• TASK STATEMENT
The records below need retyping in full; give them again exactly.

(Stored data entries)
+++++
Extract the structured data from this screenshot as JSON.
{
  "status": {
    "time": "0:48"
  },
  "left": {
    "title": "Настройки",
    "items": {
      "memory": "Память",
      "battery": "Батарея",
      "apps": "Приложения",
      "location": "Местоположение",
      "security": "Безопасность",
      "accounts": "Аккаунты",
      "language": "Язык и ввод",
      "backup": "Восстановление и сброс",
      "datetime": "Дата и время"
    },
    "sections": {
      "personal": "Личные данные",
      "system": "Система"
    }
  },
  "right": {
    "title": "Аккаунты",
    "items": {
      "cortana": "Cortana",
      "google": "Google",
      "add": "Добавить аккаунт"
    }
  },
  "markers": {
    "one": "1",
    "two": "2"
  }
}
+++++
• SOLUTION FOR THIS PROBLEM
Extract the structured data from this screenshot as JSON.
{
  "status": {
    "time": "0:48"
  },
  "left": {
    "title": "Настройки",
    "items": {
      "memory": "Память",
      "battery": "Батарея",
      "apps": "Приложения",
      "location": "Местоположение",
      "security": "Безопасность",
      "accounts": "Аккаунты",
      "language": "Язык и ввод",
      "backup": "Восстановление и сброс",
      "datetime": "Дата и время"
    },
    "sections": {
      "personal": "Личные данные",
      "system": "Система"
    }
  },
  "right": {
    "title": "Аккаунты",
    "items": {
      "cortana": "Cortana",
      "google": "Google",
      "add": "Добавить аккаунт"
    }
  },
  "markers": {
    "one": "1",
    "two": "2"
  }
}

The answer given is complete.